Copy exactly the stretch of lines from the one holding "What data populates" through the last line of the data below, inclusive. Leave out pictures.

* Start Records provided *

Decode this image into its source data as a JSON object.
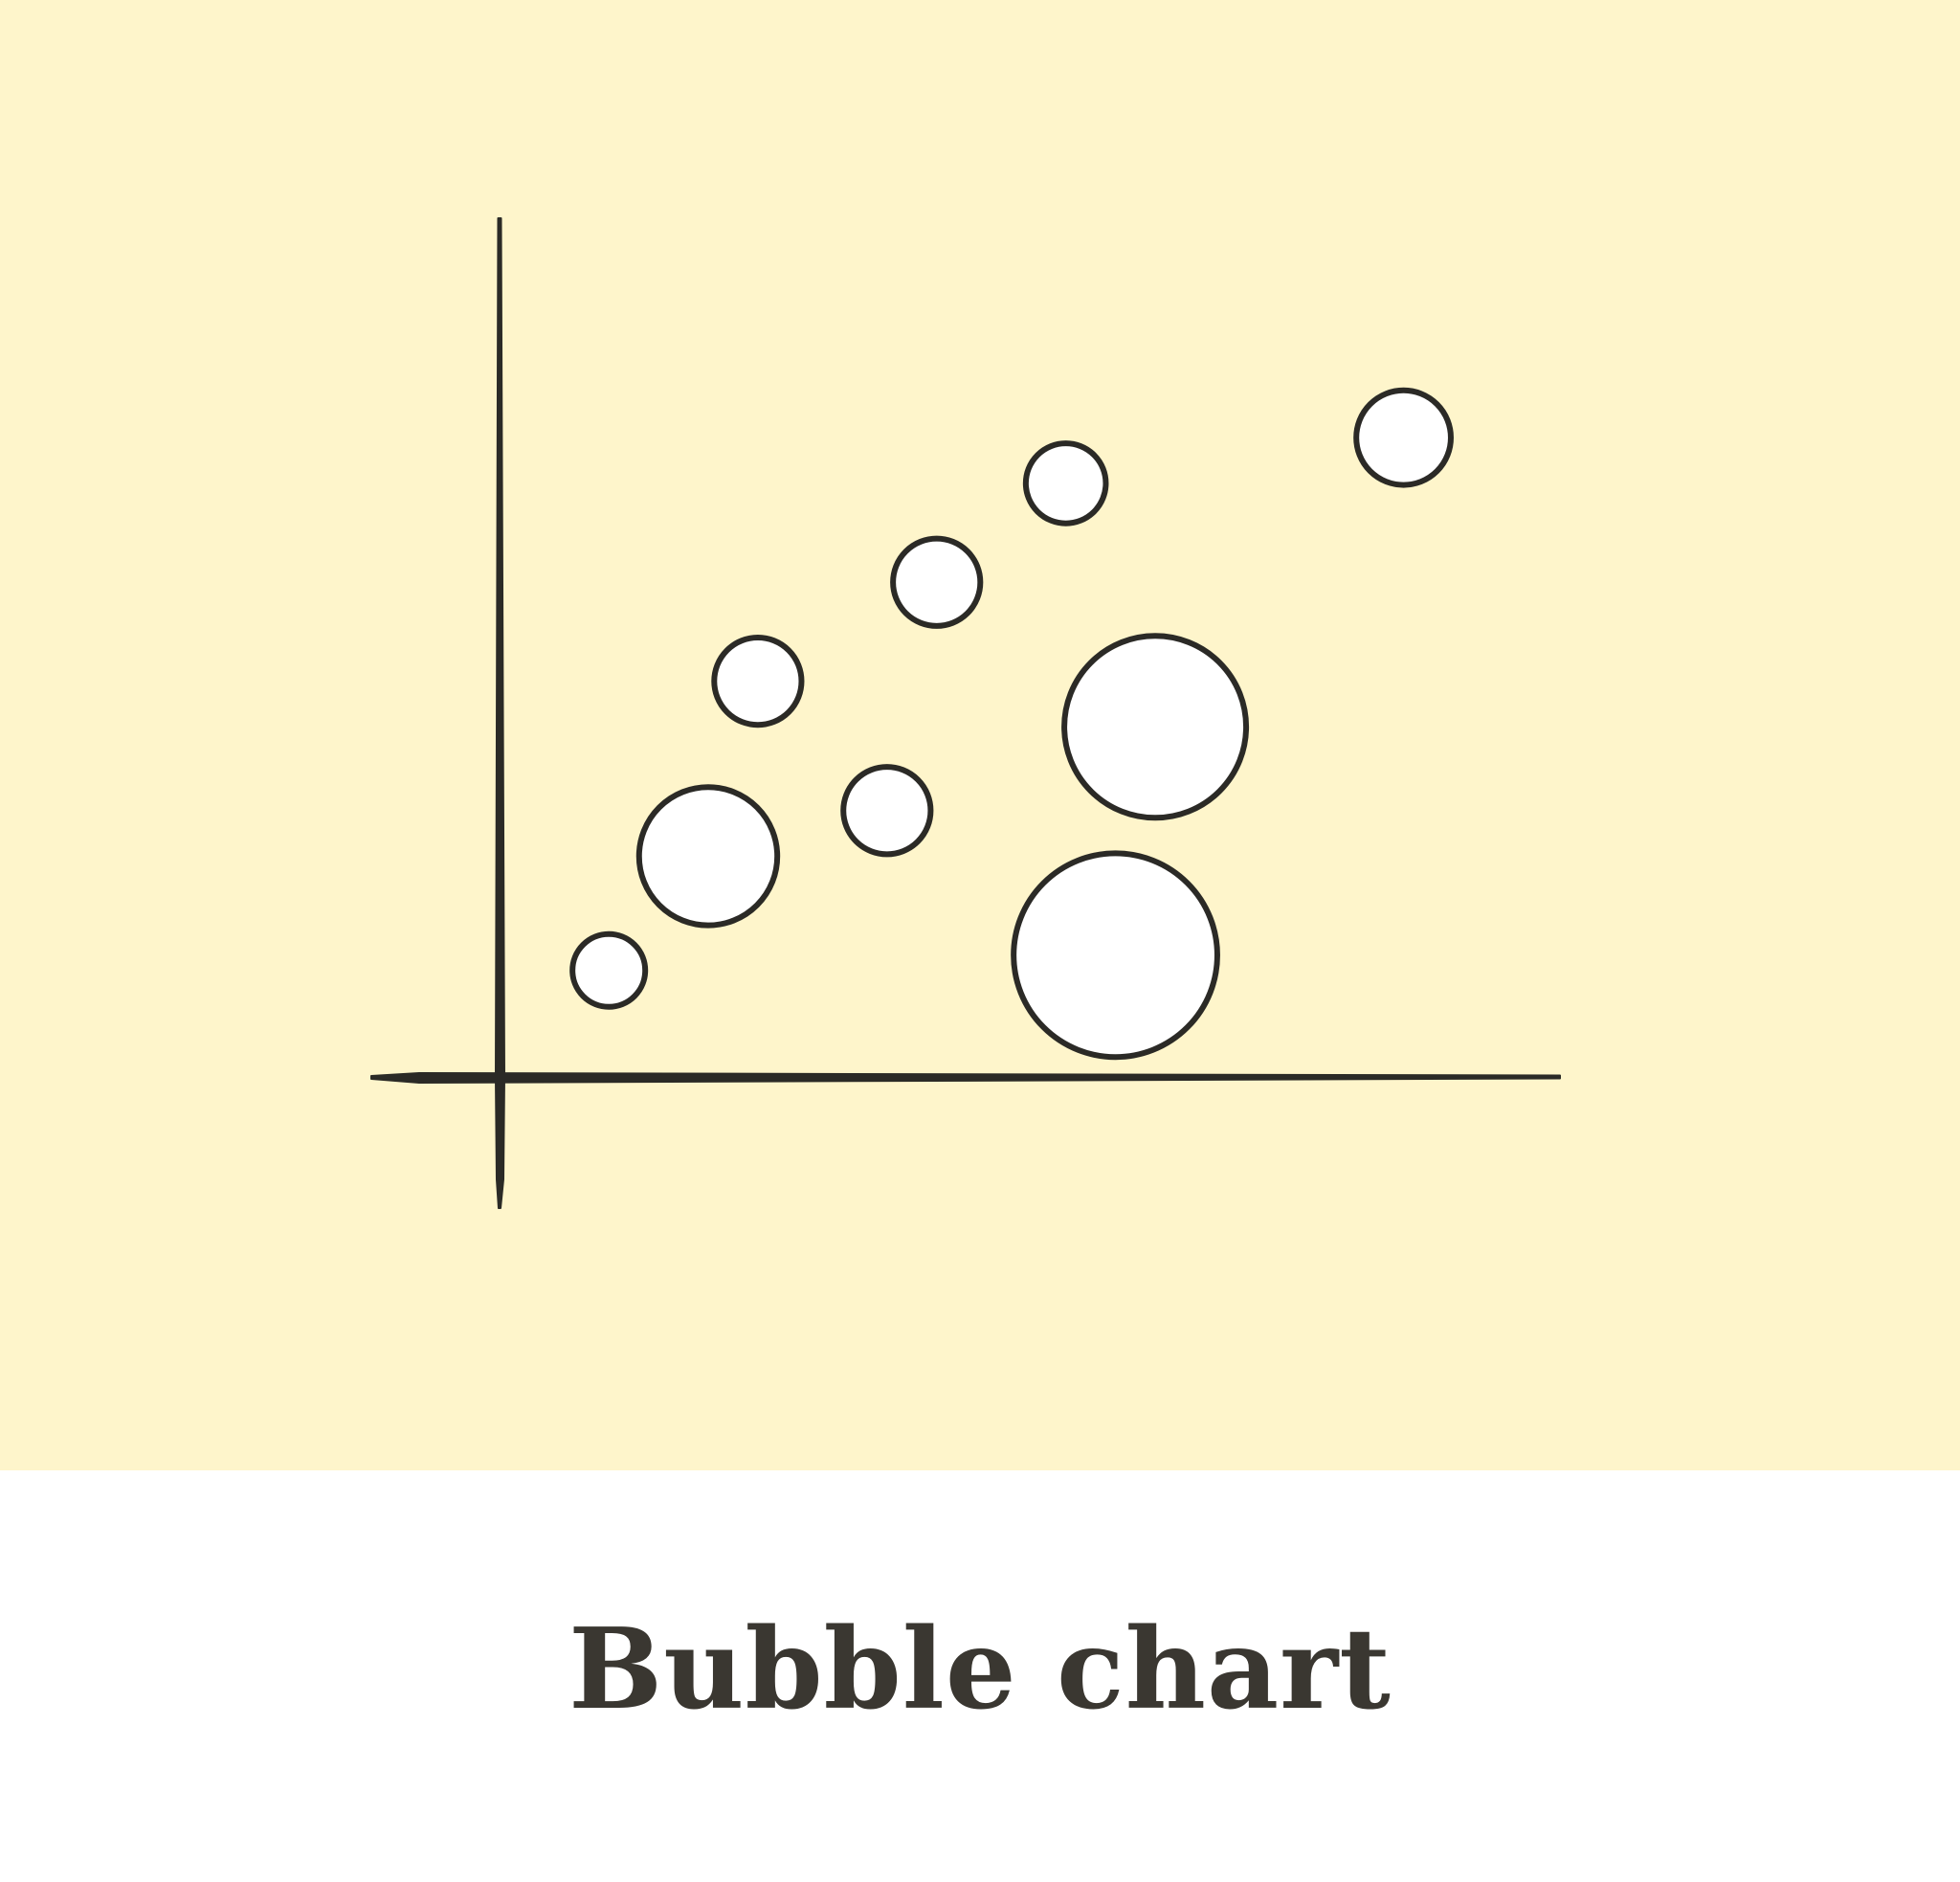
{
  "caption": "Bubble chart",
  "colors": {
    "panel_background": "#fef5cb",
    "ink": "#2b2a26",
    "bubble_fill": "#ffffff",
    "caption_text": "#3a3731"
  },
  "chart_data": {
    "type": "scatter",
    "variant": "bubble",
    "title": "",
    "xlabel": "",
    "ylabel": "",
    "ticks": "none",
    "grid": false,
    "legend": "none",
    "xlim": [
      0,
      10
    ],
    "ylim": [
      0,
      10
    ],
    "points": [
      {
        "x": 1.1,
        "y": 1.4,
        "size": 1.0
      },
      {
        "x": 2.1,
        "y": 2.9,
        "size": 1.9
      },
      {
        "x": 2.6,
        "y": 5.2,
        "size": 1.2
      },
      {
        "x": 3.9,
        "y": 3.5,
        "size": 1.2
      },
      {
        "x": 4.4,
        "y": 6.5,
        "size": 1.2
      },
      {
        "x": 5.7,
        "y": 7.8,
        "size": 1.1
      },
      {
        "x": 6.2,
        "y": 1.6,
        "size": 2.8
      },
      {
        "x": 6.6,
        "y": 4.6,
        "size": 2.5
      },
      {
        "x": 9.1,
        "y": 8.4,
        "size": 1.3
      }
    ]
  }
}
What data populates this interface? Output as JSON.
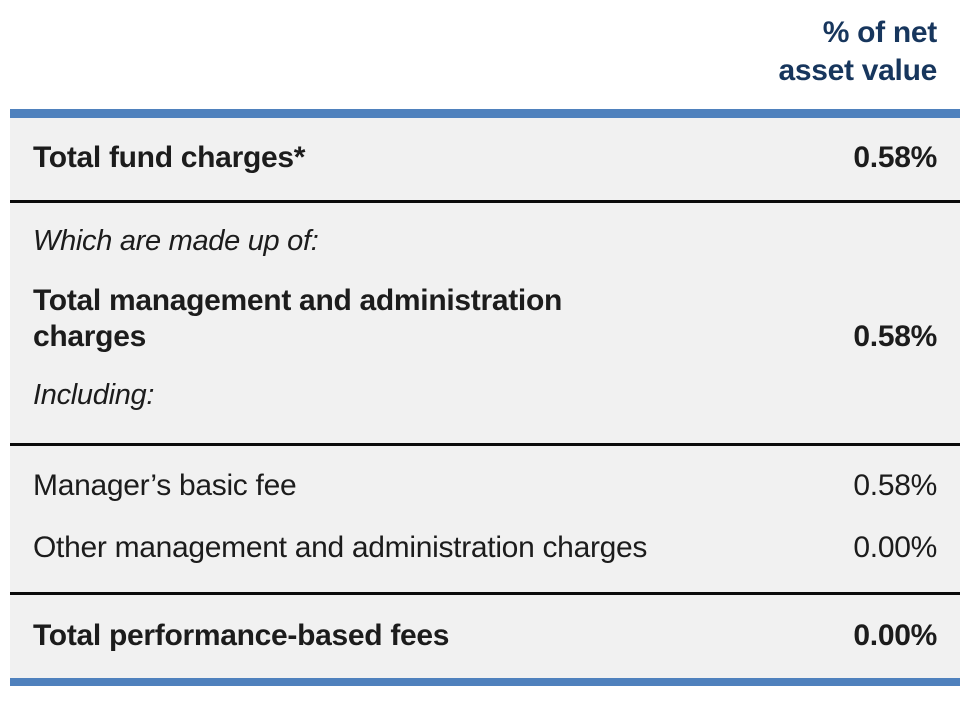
{
  "header": {
    "column_label_lines": [
      "% of net",
      "asset value"
    ]
  },
  "table": {
    "rows": {
      "total_fund_charges": {
        "label": "Total fund charges*",
        "value": "0.58%"
      },
      "made_up_of_note": "Which are made up of:",
      "total_management_admin": {
        "label": "Total management and administration charges",
        "value": "0.58%"
      },
      "including_note": "Including:",
      "managers_basic_fee": {
        "label": "Manager’s basic fee",
        "value": "0.58%"
      },
      "other_management_admin": {
        "label": "Other management and administration charges",
        "value": "0.00%"
      },
      "total_performance_fees": {
        "label": "Total performance-based fees",
        "value": "0.00%"
      }
    }
  },
  "colors": {
    "accent_blue": "#4f81bd",
    "header_text_navy": "#17365d",
    "body_background": "#f1f1f1",
    "divider_black": "#0a0a0a",
    "body_text": "#1c1c1c"
  }
}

* End Records provided *

__Answer to this problem__.
What data populates this interface? Output as JSON.
{
  "header": {
    "column_label_lines": [
      "% of net",
      "asset value"
    ]
  },
  "table": {
    "rows": {
      "total_fund_charges": {
        "label": "Total fund charges*",
        "value": "0.58%"
      },
      "made_up_of_note": "Which are made up of:",
      "total_management_admin": {
        "label": "Total management and administration charges",
        "value": "0.58%"
      },
      "including_note": "Including:",
      "managers_basic_fee": {
        "label": "Manager’s basic fee",
        "value": "0.58%"
      },
      "other_management_admin": {
        "label": "Other management and administration charges",
        "value": "0.00%"
      },
      "total_performance_fees": {
        "label": "Total performance-based fees",
        "value": "0.00%"
      }
    }
  },
  "colors": {
    "accent_blue": "#4f81bd",
    "header_text_navy": "#17365d",
    "body_background": "#f1f1f1",
    "divider_black": "#0a0a0a",
    "body_text": "#1c1c1c"
  }
}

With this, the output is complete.